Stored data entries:
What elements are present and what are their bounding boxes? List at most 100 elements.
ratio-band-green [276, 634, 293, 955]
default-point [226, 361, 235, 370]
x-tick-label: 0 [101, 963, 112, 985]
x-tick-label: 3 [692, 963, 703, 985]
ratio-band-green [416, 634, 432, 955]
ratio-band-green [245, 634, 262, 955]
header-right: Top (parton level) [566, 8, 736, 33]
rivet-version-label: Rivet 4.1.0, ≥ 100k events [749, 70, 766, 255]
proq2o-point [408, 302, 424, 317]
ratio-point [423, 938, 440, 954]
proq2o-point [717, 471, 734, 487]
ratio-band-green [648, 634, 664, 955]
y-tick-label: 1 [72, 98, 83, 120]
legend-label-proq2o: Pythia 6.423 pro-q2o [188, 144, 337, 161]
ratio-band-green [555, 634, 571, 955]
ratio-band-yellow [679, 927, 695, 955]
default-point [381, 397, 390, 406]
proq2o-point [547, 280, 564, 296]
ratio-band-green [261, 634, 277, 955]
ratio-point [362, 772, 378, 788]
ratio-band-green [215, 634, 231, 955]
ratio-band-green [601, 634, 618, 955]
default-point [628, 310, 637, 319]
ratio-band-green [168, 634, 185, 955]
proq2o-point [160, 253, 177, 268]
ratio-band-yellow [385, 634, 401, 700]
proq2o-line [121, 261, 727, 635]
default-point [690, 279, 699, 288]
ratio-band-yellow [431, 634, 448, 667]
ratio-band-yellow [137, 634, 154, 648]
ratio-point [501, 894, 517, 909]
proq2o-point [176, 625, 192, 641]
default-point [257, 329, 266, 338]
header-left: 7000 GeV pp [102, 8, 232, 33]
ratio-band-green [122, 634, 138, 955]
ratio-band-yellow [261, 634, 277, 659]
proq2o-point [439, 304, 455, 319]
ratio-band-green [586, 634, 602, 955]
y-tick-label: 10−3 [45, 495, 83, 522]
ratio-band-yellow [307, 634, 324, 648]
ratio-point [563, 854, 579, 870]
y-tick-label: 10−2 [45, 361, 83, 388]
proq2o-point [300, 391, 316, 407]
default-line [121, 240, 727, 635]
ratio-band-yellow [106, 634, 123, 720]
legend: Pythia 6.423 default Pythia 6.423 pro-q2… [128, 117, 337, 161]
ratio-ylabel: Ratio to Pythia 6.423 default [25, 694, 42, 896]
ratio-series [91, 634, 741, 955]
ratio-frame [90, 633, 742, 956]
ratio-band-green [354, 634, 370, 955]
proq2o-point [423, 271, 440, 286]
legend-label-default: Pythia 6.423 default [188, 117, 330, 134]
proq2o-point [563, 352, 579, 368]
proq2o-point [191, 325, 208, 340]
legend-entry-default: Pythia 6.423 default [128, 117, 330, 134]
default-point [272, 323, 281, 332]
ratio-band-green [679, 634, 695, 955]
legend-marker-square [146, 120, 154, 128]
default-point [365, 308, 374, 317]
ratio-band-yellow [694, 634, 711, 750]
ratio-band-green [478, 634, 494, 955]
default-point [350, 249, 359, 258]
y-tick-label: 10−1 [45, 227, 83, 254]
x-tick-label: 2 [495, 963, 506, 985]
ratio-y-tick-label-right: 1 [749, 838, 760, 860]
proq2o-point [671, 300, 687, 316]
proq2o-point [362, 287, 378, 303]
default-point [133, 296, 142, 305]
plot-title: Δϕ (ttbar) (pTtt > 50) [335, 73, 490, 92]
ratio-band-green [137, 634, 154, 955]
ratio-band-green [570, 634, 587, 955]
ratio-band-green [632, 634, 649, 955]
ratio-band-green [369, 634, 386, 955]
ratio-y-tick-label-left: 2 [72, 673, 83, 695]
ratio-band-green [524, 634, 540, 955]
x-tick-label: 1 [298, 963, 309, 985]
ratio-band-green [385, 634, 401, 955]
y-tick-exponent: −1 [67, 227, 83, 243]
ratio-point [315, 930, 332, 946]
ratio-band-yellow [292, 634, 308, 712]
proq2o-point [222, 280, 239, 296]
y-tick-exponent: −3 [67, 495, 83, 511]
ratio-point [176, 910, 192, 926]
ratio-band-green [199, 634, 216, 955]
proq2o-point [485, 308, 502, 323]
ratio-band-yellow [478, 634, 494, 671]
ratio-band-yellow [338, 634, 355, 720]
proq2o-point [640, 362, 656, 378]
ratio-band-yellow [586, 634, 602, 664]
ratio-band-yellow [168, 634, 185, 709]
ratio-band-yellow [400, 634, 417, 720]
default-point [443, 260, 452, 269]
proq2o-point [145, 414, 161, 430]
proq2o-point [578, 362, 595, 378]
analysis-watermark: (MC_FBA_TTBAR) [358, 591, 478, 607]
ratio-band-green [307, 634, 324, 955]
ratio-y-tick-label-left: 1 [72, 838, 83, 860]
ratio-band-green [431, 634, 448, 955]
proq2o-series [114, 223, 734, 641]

### Work to complete
Write out all the entries again, putting "ratio-band-teal" in place of every "ratio-band-green" and changing nothing else.

### Task answer
What elements are present and what are their bounding boxes? List at most 100 elements.
ratio-band-teal [276, 634, 293, 955]
default-point [226, 361, 235, 370]
x-tick-label: 0 [101, 963, 112, 985]
x-tick-label: 3 [692, 963, 703, 985]
ratio-band-teal [416, 634, 432, 955]
ratio-band-teal [245, 634, 262, 955]
header-right: Top (parton level) [566, 8, 736, 33]
rivet-version-label: Rivet 4.1.0, ≥ 100k events [749, 70, 766, 255]
proq2o-point [408, 302, 424, 317]
ratio-point [423, 938, 440, 954]
proq2o-point [717, 471, 734, 487]
ratio-band-teal [648, 634, 664, 955]
y-tick-label: 1 [72, 98, 83, 120]
legend-label-proq2o: Pythia 6.423 pro-q2o [188, 144, 337, 161]
ratio-band-teal [555, 634, 571, 955]
ratio-band-yellow [679, 927, 695, 955]
default-point [381, 397, 390, 406]
proq2o-point [547, 280, 564, 296]
ratio-band-teal [261, 634, 277, 955]
ratio-point [362, 772, 378, 788]
ratio-band-teal [215, 634, 231, 955]
ratio-band-teal [601, 634, 618, 955]
default-point [628, 310, 637, 319]
ratio-band-teal [168, 634, 185, 955]
proq2o-point [160, 253, 177, 268]
ratio-band-yellow [385, 634, 401, 700]
proq2o-line [121, 261, 727, 635]
default-point [690, 279, 699, 288]
ratio-band-yellow [431, 634, 448, 667]
ratio-band-yellow [137, 634, 154, 648]
ratio-point [501, 894, 517, 909]
proq2o-point [176, 625, 192, 641]
default-point [257, 329, 266, 338]
header-left: 7000 GeV pp [102, 8, 232, 33]
ratio-band-teal [122, 634, 138, 955]
ratio-band-yellow [261, 634, 277, 659]
proq2o-point [439, 304, 455, 319]
ratio-band-teal [586, 634, 602, 955]
y-tick-label: 10−3 [45, 495, 83, 522]
ratio-band-yellow [307, 634, 324, 648]
ratio-point [563, 854, 579, 870]
y-tick-label: 10−2 [45, 361, 83, 388]
proq2o-point [300, 391, 316, 407]
default-line [121, 240, 727, 635]
ratio-band-yellow [106, 634, 123, 720]
legend: Pythia 6.423 default Pythia 6.423 pro-q2… [128, 117, 337, 161]
ratio-ylabel: Ratio to Pythia 6.423 default [25, 694, 42, 896]
ratio-series [91, 634, 741, 955]
ratio-frame [90, 633, 742, 956]
ratio-band-teal [354, 634, 370, 955]
proq2o-point [423, 271, 440, 286]
legend-label-default: Pythia 6.423 default [188, 117, 330, 134]
proq2o-point [563, 352, 579, 368]
proq2o-point [191, 325, 208, 340]
legend-entry-default: Pythia 6.423 default [128, 117, 330, 134]
default-point [272, 323, 281, 332]
ratio-band-teal [679, 634, 695, 955]
legend-marker-square [146, 120, 154, 128]
default-point [365, 308, 374, 317]
ratio-band-yellow [694, 634, 711, 750]
ratio-band-teal [478, 634, 494, 955]
default-point [350, 249, 359, 258]
y-tick-label: 10−1 [45, 227, 83, 254]
x-tick-label: 2 [495, 963, 506, 985]
ratio-y-tick-label-right: 1 [749, 838, 760, 860]
proq2o-point [671, 300, 687, 316]
proq2o-point [362, 287, 378, 303]
default-point [133, 296, 142, 305]
plot-title: Δϕ (ttbar) (pTtt > 50) [335, 73, 490, 92]
ratio-band-teal [137, 634, 154, 955]
ratio-band-teal [570, 634, 587, 955]
ratio-band-teal [632, 634, 649, 955]
ratio-band-teal [369, 634, 386, 955]
ratio-y-tick-label-left: 2 [72, 673, 83, 695]
ratio-band-teal [524, 634, 540, 955]
x-tick-label: 1 [298, 963, 309, 985]
ratio-band-teal [385, 634, 401, 955]
y-tick-exponent: −1 [67, 227, 83, 243]
ratio-point [315, 930, 332, 946]
ratio-band-yellow [292, 634, 308, 712]
proq2o-point [222, 280, 239, 296]
y-tick-exponent: −3 [67, 495, 83, 511]
ratio-point [176, 910, 192, 926]
ratio-band-teal [199, 634, 216, 955]
proq2o-point [485, 308, 502, 323]
ratio-band-yellow [478, 634, 494, 671]
ratio-band-yellow [338, 634, 355, 720]
proq2o-point [640, 362, 656, 378]
ratio-band-yellow [586, 634, 602, 664]
ratio-band-yellow [168, 634, 185, 709]
ratio-band-yellow [400, 634, 417, 720]
default-point [443, 260, 452, 269]
proq2o-point [145, 414, 161, 430]
proq2o-point [578, 362, 595, 378]
analysis-watermark: (MC_FBA_TTBAR) [358, 591, 478, 607]
ratio-band-teal [307, 634, 324, 955]
ratio-y-tick-label-left: 1 [72, 838, 83, 860]
ratio-band-teal [431, 634, 448, 955]
proq2o-series [114, 223, 734, 641]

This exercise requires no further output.